WHAT YOU WILL DO: Nothing in the data should change when you return it, but leave the pictures out.

· · · ·

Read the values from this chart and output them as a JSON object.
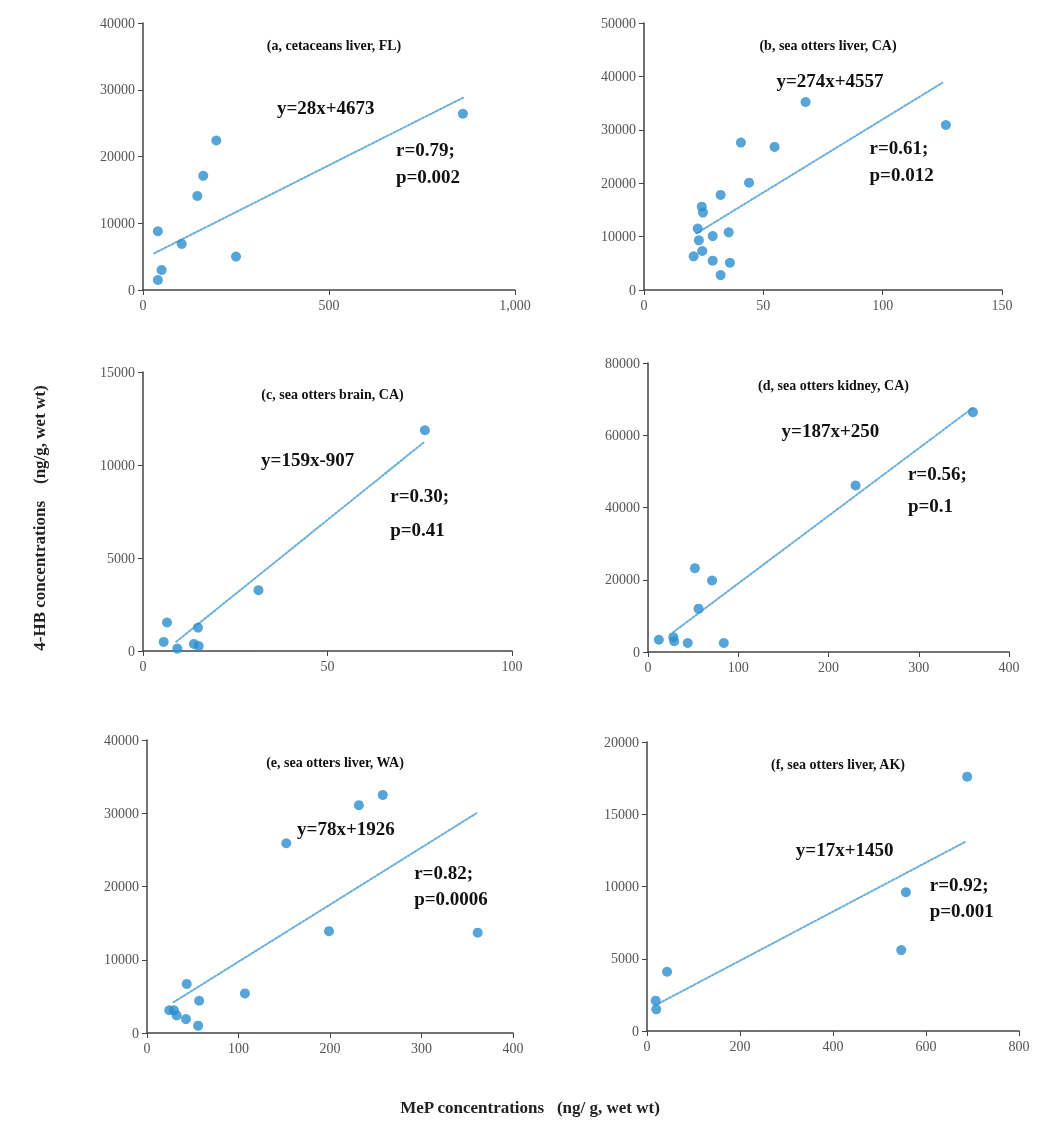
{
  "chart_data": [
    {
      "type": "scatter",
      "title": "(a, cetaceans liver, FL)",
      "annotations": [
        "y=28x+4673",
        "r=0.79;",
        "p=0.002"
      ],
      "xlim": [
        0,
        1000
      ],
      "xticks": [
        0,
        500,
        {
          "value": 1000,
          "label": "1,000"
        }
      ],
      "ylim": [
        0,
        40000
      ],
      "yticks": [
        0,
        10000,
        20000,
        30000,
        40000
      ],
      "marker": "circle",
      "series": [
        {
          "color": "#2a8fcf",
          "x": [
            40,
            104,
            146,
            162,
            197,
            250,
            860,
            40,
            50
          ],
          "values": [
            8800,
            6900,
            14100,
            17100,
            22400,
            5000,
            26400,
            1500,
            3000
          ]
        },
        {
          "type": "line",
          "color": "#6aaedc",
          "line_style": "dotted",
          "marker": "none",
          "x": [
            30,
            860
          ],
          "values": [
            5500,
            28800
          ]
        }
      ]
    },
    {
      "type": "scatter",
      "title": "(b, sea otters liver, CA)",
      "annotations": [
        "y=274x+4557",
        "r=0.61;",
        "p=0.012"
      ],
      "xlim": [
        0,
        150
      ],
      "xticks": [
        0,
        50,
        100,
        150
      ],
      "ylim": [
        0,
        50000
      ],
      "yticks": [
        0,
        10000,
        20000,
        30000,
        40000,
        50000
      ],
      "marker": "circle",
      "series": [
        {
          "color": "#2a8fcf",
          "x": [
            67.7,
            126.5,
            40.6,
            54.7,
            44,
            32.1,
            24.2,
            24.7,
            22.5,
            23,
            28.8,
            35.5,
            24.4,
            20.8,
            28.8,
            36,
            32.1
          ],
          "values": [
            35200,
            30900,
            27600,
            26800,
            20100,
            17800,
            15600,
            14500,
            11500,
            9300,
            10100,
            10800,
            7300,
            6300,
            5500,
            5100,
            2800
          ]
        },
        {
          "type": "line",
          "color": "#6aaedc",
          "line_style": "dotted",
          "marker": "none",
          "x": [
            22,
            125
          ],
          "values": [
            10600,
            38800
          ]
        }
      ]
    },
    {
      "type": "scatter",
      "title": "(c, sea otters brain, CA)",
      "ylabel": "4-HB concentrations    (ng/g, wet wt)",
      "annotations": [
        "y=159x-907",
        "r=0.30;",
        "p=0.41"
      ],
      "xlim": [
        0,
        100
      ],
      "xticks": [
        0,
        50,
        100
      ],
      "ylim": [
        0,
        15000
      ],
      "yticks": [
        0,
        5000,
        10000,
        15000
      ],
      "marker": "circle",
      "series": [
        {
          "color": "#2a8fcf",
          "x": [
            76.4,
            31.3,
            6.5,
            5.6,
            9.3,
            14.9,
            13.8,
            15.1
          ],
          "values": [
            11870,
            3270,
            1530,
            490,
            130,
            1260,
            380,
            270
          ]
        },
        {
          "type": "line",
          "color": "#6aaedc",
          "line_style": "dotted",
          "marker": "none",
          "x": [
            9,
            76
          ],
          "values": [
            500,
            11200
          ]
        }
      ]
    },
    {
      "type": "scatter",
      "title": "(d, sea otters kidney, CA)",
      "annotations": [
        "y=187x+250",
        "r=0.56;",
        "p=0.1"
      ],
      "xlim": [
        0,
        400
      ],
      "xticks": [
        0,
        100,
        200,
        300,
        400
      ],
      "ylim": [
        0,
        80000
      ],
      "yticks": [
        0,
        20000,
        40000,
        60000,
        80000
      ],
      "marker": "circle",
      "series": [
        {
          "color": "#2a8fcf",
          "x": [
            360,
            230,
            52,
            71,
            56,
            12,
            28,
            29,
            44,
            84
          ],
          "values": [
            66400,
            46100,
            23200,
            19800,
            12000,
            3400,
            4100,
            3000,
            2500,
            2500
          ]
        },
        {
          "type": "line",
          "color": "#6aaedc",
          "line_style": "dotted",
          "marker": "none",
          "x": [
            28,
            360
          ],
          "values": [
            5500,
            67600
          ]
        }
      ]
    },
    {
      "type": "scatter",
      "title": "(e, sea otters liver, WA)",
      "xlabel": "MeP concentrations   (ng/ g, wet wt)",
      "annotations": [
        "y=78x+1926",
        "r=0.82;",
        "p=0.0006"
      ],
      "xlim": [
        0,
        400
      ],
      "xticks": [
        0,
        100,
        200,
        300,
        400
      ],
      "ylim": [
        0,
        40000
      ],
      "yticks": [
        0,
        10000,
        20000,
        30000,
        40000
      ],
      "marker": "circle",
      "series": [
        {
          "color": "#2a8fcf",
          "x": [
            257.7,
            231.6,
            152.2,
            198.9,
            361.4,
            107,
            43.4,
            57,
            24.3,
            29.4,
            32.4,
            42.6,
            55.9
          ],
          "values": [
            32500,
            31100,
            25900,
            13900,
            13700,
            5400,
            6700,
            4400,
            3100,
            3100,
            2400,
            1900,
            1000
          ]
        },
        {
          "type": "line",
          "color": "#6aaedc",
          "line_style": "dotted",
          "marker": "none",
          "x": [
            29,
            360
          ],
          "values": [
            4200,
            30000
          ]
        }
      ]
    },
    {
      "type": "scatter",
      "title": "(f, sea otters liver, AK)",
      "annotations": [
        "y=17x+1450",
        "r=0.92;",
        "p=0.001"
      ],
      "xlim": [
        0,
        800
      ],
      "xticks": [
        0,
        200,
        400,
        600,
        800
      ],
      "ylim": [
        0,
        20000
      ],
      "yticks": [
        0,
        5000,
        10000,
        15000,
        20000
      ],
      "marker": "circle",
      "series": [
        {
          "color": "#2a8fcf",
          "x": [
            688.5,
            556.8,
            546.8,
            43.2,
            18.7,
            20
          ],
          "values": [
            17600,
            9600,
            5600,
            4100,
            2100,
            1500
          ]
        },
        {
          "type": "line",
          "color": "#6aaedc",
          "line_style": "dotted",
          "marker": "none",
          "x": [
            25,
            685
          ],
          "values": [
            1900,
            13100
          ]
        }
      ]
    }
  ]
}
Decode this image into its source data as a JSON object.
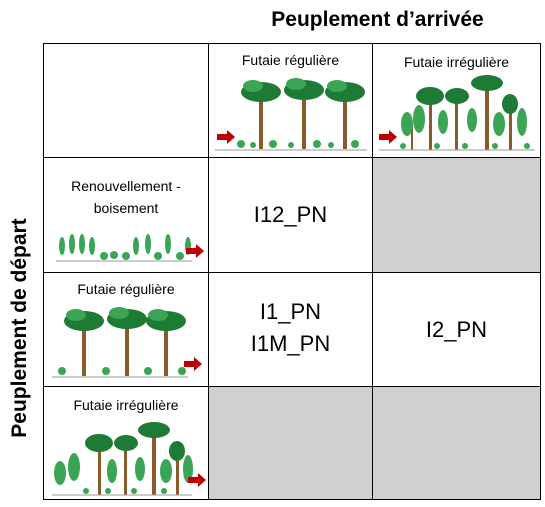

· · · ·

EXERCISE OUTPUT:
Read the values from this chart and output them as a JSON object.
{
  "chart_data": [
    {
      "type": "scatter",
      "title": "(a, cetaceans liver, FL)",
      "annotations": [
        "y=28x+4673",
        "r=0.79;",
        "p=0.002"
      ],
      "xlim": [
        0,
        1000
      ],
      "xticks": [
        0,
        500,
        {
          "value": 1000,
          "label": "1,000"
        }
      ],
      "ylim": [
        0,
        40000
      ],
      "yticks": [
        0,
        10000,
        20000,
        30000,
        40000
      ],
      "marker": "circle",
      "series": [
        {
          "color": "#2a8fcf",
          "x": [
            40,
            104,
            146,
            162,
            197,
            250,
            860,
            40,
            50
          ],
          "values": [
            8800,
            6900,
            14100,
            17100,
            22400,
            5000,
            26400,
            1500,
            3000
          ]
        },
        {
          "type": "line",
          "color": "#6aaedc",
          "line_style": "dotted",
          "marker": "none",
          "x": [
            30,
            860
          ],
          "values": [
            5500,
            28800
          ]
        }
      ]
    },
    {
      "type": "scatter",
      "title": "(b, sea otters liver, CA)",
      "annotations": [
        "y=274x+4557",
        "r=0.61;",
        "p=0.012"
      ],
      "xlim": [
        0,
        150
      ],
      "xticks": [
        0,
        50,
        100,
        150
      ],
      "ylim": [
        0,
        50000
      ],
      "yticks": [
        0,
        10000,
        20000,
        30000,
        40000,
        50000
      ],
      "marker": "circle",
      "series": [
        {
          "color": "#2a8fcf",
          "x": [
            67.7,
            126.5,
            40.6,
            54.7,
            44,
            32.1,
            24.2,
            24.7,
            22.5,
            23,
            28.8,
            35.5,
            24.4,
            20.8,
            28.8,
            36,
            32.1
          ],
          "values": [
            35200,
            30900,
            27600,
            26800,
            20100,
            17800,
            15600,
            14500,
            11500,
            9300,
            10100,
            10800,
            7300,
            6300,
            5500,
            5100,
            2800
          ]
        },
        {
          "type": "line",
          "color": "#6aaedc",
          "line_style": "dotted",
          "marker": "none",
          "x": [
            22,
            125
          ],
          "values": [
            10600,
            38800
          ]
        }
      ]
    },
    {
      "type": "scatter",
      "title": "(c, sea otters brain, CA)",
      "ylabel": "4-HB concentrations    (ng/g, wet wt)",
      "annotations": [
        "y=159x-907",
        "r=0.30;",
        "p=0.41"
      ],
      "xlim": [
        0,
        100
      ],
      "xticks": [
        0,
        50,
        100
      ],
      "ylim": [
        0,
        15000
      ],
      "yticks": [
        0,
        5000,
        10000,
        15000
      ],
      "marker": "circle",
      "series": [
        {
          "color": "#2a8fcf",
          "x": [
            76.4,
            31.3,
            6.5,
            5.6,
            9.3,
            14.9,
            13.8,
            15.1
          ],
          "values": [
            11870,
            3270,
            1530,
            490,
            130,
            1260,
            380,
            270
          ]
        },
        {
          "type": "line",
          "color": "#6aaedc",
          "line_style": "dotted",
          "marker": "none",
          "x": [
            9,
            76
          ],
          "values": [
            500,
            11200
          ]
        }
      ]
    },
    {
      "type": "scatter",
      "title": "(d, sea otters kidney, CA)",
      "annotations": [
        "y=187x+250",
        "r=0.56;",
        "p=0.1"
      ],
      "xlim": [
        0,
        400
      ],
      "xticks": [
        0,
        100,
        200,
        300,
        400
      ],
      "ylim": [
        0,
        80000
      ],
      "yticks": [
        0,
        20000,
        40000,
        60000,
        80000
      ],
      "marker": "circle",
      "series": [
        {
          "color": "#2a8fcf",
          "x": [
            360,
            230,
            52,
            71,
            56,
            12,
            28,
            29,
            44,
            84
          ],
          "values": [
            66400,
            46100,
            23200,
            19800,
            12000,
            3400,
            4100,
            3000,
            2500,
            2500
          ]
        },
        {
          "type": "line",
          "color": "#6aaedc",
          "line_style": "dotted",
          "marker": "none",
          "x": [
            28,
            360
          ],
          "values": [
            5500,
            67600
          ]
        }
      ]
    },
    {
      "type": "scatter",
      "title": "(e, sea otters liver, WA)",
      "xlabel": "MeP concentrations   (ng/ g, wet wt)",
      "annotations": [
        "y=78x+1926",
        "r=0.82;",
        "p=0.0006"
      ],
      "xlim": [
        0,
        400
      ],
      "xticks": [
        0,
        100,
        200,
        300,
        400
      ],
      "ylim": [
        0,
        40000
      ],
      "yticks": [
        0,
        10000,
        20000,
        30000,
        40000
      ],
      "marker": "circle",
      "series": [
        {
          "color": "#2a8fcf",
          "x": [
            257.7,
            231.6,
            152.2,
            198.9,
            361.4,
            107,
            43.4,
            57,
            24.3,
            29.4,
            32.4,
            42.6,
            55.9
          ],
          "values": [
            32500,
            31100,
            25900,
            13900,
            13700,
            5400,
            6700,
            4400,
            3100,
            3100,
            2400,
            1900,
            1000
          ]
        },
        {
          "type": "line",
          "color": "#6aaedc",
          "line_style": "dotted",
          "marker": "none",
          "x": [
            29,
            360
          ],
          "values": [
            4200,
            30000
          ]
        }
      ]
    },
    {
      "type": "scatter",
      "title": "(f, sea otters liver, AK)",
      "annotations": [
        "y=17x+1450",
        "r=0.92;",
        "p=0.001"
      ],
      "xlim": [
        0,
        800
      ],
      "xticks": [
        0,
        200,
        400,
        600,
        800
      ],
      "ylim": [
        0,
        20000
      ],
      "yticks": [
        0,
        5000,
        10000,
        15000,
        20000
      ],
      "marker": "circle",
      "series": [
        {
          "color": "#2a8fcf",
          "x": [
            688.5,
            556.8,
            546.8,
            43.2,
            18.7,
            20
          ],
          "values": [
            17600,
            9600,
            5600,
            4100,
            2100,
            1500
          ]
        },
        {
          "type": "line",
          "color": "#6aaedc",
          "line_style": "dotted",
          "marker": "none",
          "x": [
            25,
            685
          ],
          "values": [
            1900,
            13100
          ]
        }
      ]
    }
  ]
}
Decode this image into its source data as a JSON object.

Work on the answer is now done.